» **TO BE DONE**:
Give back the full listing, character for character, with no pictures.

» **DATA EXCERPTS**:
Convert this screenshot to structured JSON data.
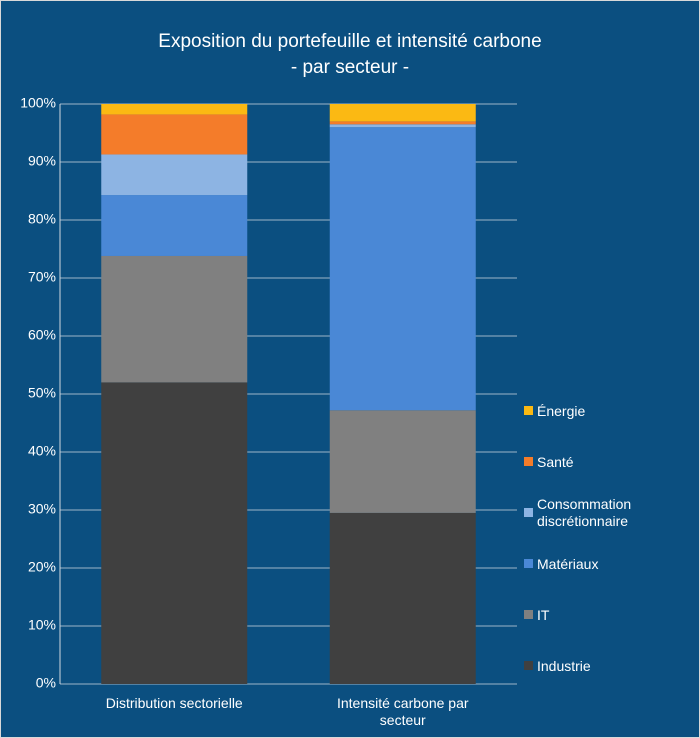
{
  "chart_data": {
    "type": "stacked_bar_100",
    "title": "Exposition du portefeuille et intensité carbone",
    "subtitle": "- par secteur -",
    "categories": [
      "Distribution sectorielle",
      "Intensité carbone par secteur"
    ],
    "series": [
      {
        "name": "Industrie",
        "color": "#404040",
        "values": [
          52,
          29.5
        ]
      },
      {
        "name": "IT",
        "color": "#808080",
        "values": [
          21.8,
          17.7
        ]
      },
      {
        "name": "Matériaux",
        "color": "#4a88d6",
        "values": [
          10.5,
          48.8
        ]
      },
      {
        "name": "Consommation discrétionnaire",
        "color": "#8db4e3",
        "values": [
          7,
          0.5
        ]
      },
      {
        "name": "Santé",
        "color": "#f47c2a",
        "values": [
          6.9,
          0.5
        ]
      },
      {
        "name": "Énergie",
        "color": "#fbb913",
        "values": [
          1.8,
          3
        ]
      }
    ],
    "ylim": [
      0,
      100
    ],
    "yticks": [
      {
        "value": 0,
        "label": "0%"
      },
      {
        "value": 10,
        "label": "10%"
      },
      {
        "value": 20,
        "label": "20%"
      },
      {
        "value": 30,
        "label": "30%"
      },
      {
        "value": 40,
        "label": "40%"
      },
      {
        "value": 50,
        "label": "50%"
      },
      {
        "value": 60,
        "label": "60%"
      },
      {
        "value": 70,
        "label": "70%"
      },
      {
        "value": 80,
        "label": "80%"
      },
      {
        "value": 90,
        "label": "90%"
      },
      {
        "value": 100,
        "label": "100%"
      }
    ],
    "grid": true,
    "legend": "right"
  }
}
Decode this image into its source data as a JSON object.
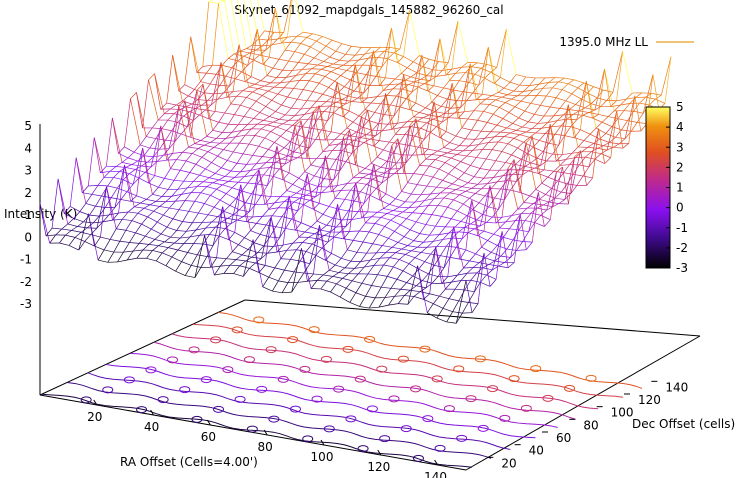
{
  "chart_data": {
    "type": "surface3d",
    "title": "Skynet_61092_mapdgals_145882_96260_cal",
    "legend": [
      {
        "label": "1395.0 MHz LL",
        "color": "#e8a020"
      }
    ],
    "zlabel": "Intensity (K)",
    "xlabel": "RA Offset (Cells=4.00')",
    "ylabel": "Dec Offset (cells)",
    "x_ticks": [
      "20",
      "40",
      "60",
      "80",
      "100",
      "120",
      "140"
    ],
    "y_ticks": [
      "20",
      "40",
      "60",
      "80",
      "100",
      "120",
      "140"
    ],
    "z_ticks": [
      "5",
      "4",
      "3",
      "2",
      "1",
      "0",
      "-1",
      "-2",
      "-3"
    ],
    "zlim": [
      -3,
      5
    ],
    "xlim": [
      0,
      150
    ],
    "ylim": [
      0,
      150
    ],
    "colorbar": {
      "ticks": [
        "5",
        "4",
        "3",
        "2",
        "1",
        "0",
        "-1",
        "-2",
        "-3"
      ],
      "range": [
        -3,
        5
      ],
      "palette": [
        "#000000",
        "#3d0a8a",
        "#8a10f0",
        "#c02a8a",
        "#e05020",
        "#f09010",
        "#ffff60"
      ]
    },
    "surface_level_range": [
      -2.5,
      3.2
    ],
    "contour_levels": [
      -2.4,
      -1.8,
      -1.2,
      -0.6,
      0.0,
      0.6,
      1.2,
      1.8,
      2.4
    ]
  }
}
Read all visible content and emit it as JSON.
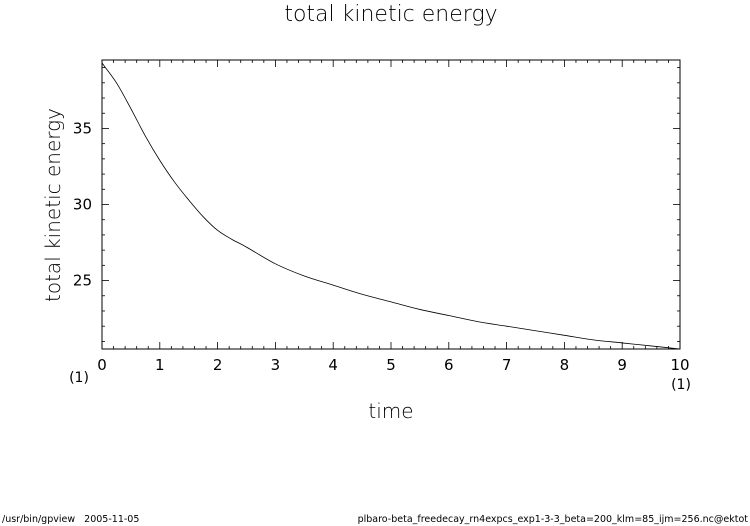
{
  "footer": {
    "program": "/usr/bin/gpview",
    "date": "2005-11-05",
    "file": "plbaro-beta_freedecay_rn4expcs_exp1-3-3_beta=200_klm=85_ijm=256.nc@ektot"
  },
  "chart_data": {
    "type": "line",
    "title": "total kinetic energy",
    "xlabel": "time",
    "ylabel": "total kinetic energy",
    "x_unit_label": "(1)",
    "xlim": [
      0,
      10
    ],
    "ylim": [
      20.5,
      39.5
    ],
    "x_ticks": [
      "0",
      "1",
      "2",
      "3",
      "4",
      "5",
      "6",
      "7",
      "8",
      "9",
      "10"
    ],
    "y_ticks": [
      "25",
      "30",
      "35"
    ],
    "grid": false,
    "series": [
      {
        "x": [
          0,
          0.25,
          0.5,
          0.75,
          1.0,
          1.25,
          1.5,
          1.75,
          2.0,
          2.25,
          2.5,
          3.0,
          3.5,
          4.0,
          4.5,
          5.0,
          5.5,
          6.0,
          6.5,
          7.0,
          7.5,
          8.0,
          8.5,
          9.0,
          9.5,
          10.0
        ],
        "y": [
          39.3,
          38.0,
          36.3,
          34.5,
          32.9,
          31.5,
          30.3,
          29.2,
          28.3,
          27.7,
          27.2,
          26.1,
          25.3,
          24.7,
          24.1,
          23.6,
          23.1,
          22.7,
          22.3,
          22.0,
          21.7,
          21.4,
          21.1,
          20.9,
          20.7,
          20.5
        ]
      }
    ]
  }
}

» **SOLUTION BELOW**:
Convert this screenshot to structured JSON data.
{
  "chart_data": {
    "type": "stacked_bar_100",
    "title": "Exposition du portefeuille et intensité carbone",
    "subtitle": "- par secteur -",
    "categories": [
      "Distribution sectorielle",
      "Intensité carbone par secteur"
    ],
    "series": [
      {
        "name": "Industrie",
        "color": "#404040",
        "values": [
          52,
          29.5
        ]
      },
      {
        "name": "IT",
        "color": "#808080",
        "values": [
          21.8,
          17.7
        ]
      },
      {
        "name": "Matériaux",
        "color": "#4a88d6",
        "values": [
          10.5,
          48.8
        ]
      },
      {
        "name": "Consommation discrétionnaire",
        "color": "#8db4e3",
        "values": [
          7,
          0.5
        ]
      },
      {
        "name": "Santé",
        "color": "#f47c2a",
        "values": [
          6.9,
          0.5
        ]
      },
      {
        "name": "Énergie",
        "color": "#fbb913",
        "values": [
          1.8,
          3
        ]
      }
    ],
    "ylim": [
      0,
      100
    ],
    "yticks": [
      {
        "value": 0,
        "label": "0%"
      },
      {
        "value": 10,
        "label": "10%"
      },
      {
        "value": 20,
        "label": "20%"
      },
      {
        "value": 30,
        "label": "30%"
      },
      {
        "value": 40,
        "label": "40%"
      },
      {
        "value": 50,
        "label": "50%"
      },
      {
        "value": 60,
        "label": "60%"
      },
      {
        "value": 70,
        "label": "70%"
      },
      {
        "value": 80,
        "label": "80%"
      },
      {
        "value": 90,
        "label": "90%"
      },
      {
        "value": 100,
        "label": "100%"
      }
    ],
    "grid": true,
    "legend": "right"
  }
}
Decode this image into its source data as a JSON object.
{
  "chart_data": {
    "type": "surface3d",
    "title": "Skynet_61092_mapdgals_145882_96260_cal",
    "legend": [
      {
        "label": "1395.0 MHz LL",
        "color": "#e8a020"
      }
    ],
    "zlabel": "Intensity (K)",
    "xlabel": "RA Offset (Cells=4.00')",
    "ylabel": "Dec Offset (cells)",
    "x_ticks": [
      "20",
      "40",
      "60",
      "80",
      "100",
      "120",
      "140"
    ],
    "y_ticks": [
      "20",
      "40",
      "60",
      "80",
      "100",
      "120",
      "140"
    ],
    "z_ticks": [
      "5",
      "4",
      "3",
      "2",
      "1",
      "0",
      "-1",
      "-2",
      "-3"
    ],
    "zlim": [
      -3,
      5
    ],
    "xlim": [
      0,
      150
    ],
    "ylim": [
      0,
      150
    ],
    "colorbar": {
      "ticks": [
        "5",
        "4",
        "3",
        "2",
        "1",
        "0",
        "-1",
        "-2",
        "-3"
      ],
      "range": [
        -3,
        5
      ],
      "palette": [
        "#000000",
        "#3d0a8a",
        "#8a10f0",
        "#c02a8a",
        "#e05020",
        "#f09010",
        "#ffff60"
      ]
    },
    "surface_level_range": [
      -2.5,
      3.2
    ],
    "contour_levels": [
      -2.4,
      -1.8,
      -1.2,
      -0.6,
      0.0,
      0.6,
      1.2,
      1.8,
      2.4
    ]
  }
}
Read all visible content and emit it as JSON.
{
  "footer": {
    "program": "/usr/bin/gpview",
    "date": "2005-11-05",
    "file": "plbaro-beta_freedecay_rn4expcs_exp1-3-3_beta=200_klm=85_ijm=256.nc@ektot"
  },
  "chart_data": {
    "type": "line",
    "title": "total kinetic energy",
    "xlabel": "time",
    "ylabel": "total kinetic energy",
    "x_unit_label": "(1)",
    "xlim": [
      0,
      10
    ],
    "ylim": [
      20.5,
      39.5
    ],
    "x_ticks": [
      "0",
      "1",
      "2",
      "3",
      "4",
      "5",
      "6",
      "7",
      "8",
      "9",
      "10"
    ],
    "y_ticks": [
      "25",
      "30",
      "35"
    ],
    "grid": false,
    "series": [
      {
        "x": [
          0,
          0.25,
          0.5,
          0.75,
          1.0,
          1.25,
          1.5,
          1.75,
          2.0,
          2.25,
          2.5,
          3.0,
          3.5,
          4.0,
          4.5,
          5.0,
          5.5,
          6.0,
          6.5,
          7.0,
          7.5,
          8.0,
          8.5,
          9.0,
          9.5,
          10.0
        ],
        "y": [
          39.3,
          38.0,
          36.3,
          34.5,
          32.9,
          31.5,
          30.3,
          29.2,
          28.3,
          27.7,
          27.2,
          26.1,
          25.3,
          24.7,
          24.1,
          23.6,
          23.1,
          22.7,
          22.3,
          22.0,
          21.7,
          21.4,
          21.1,
          20.9,
          20.7,
          20.5
        ]
      }
    ]
  }
}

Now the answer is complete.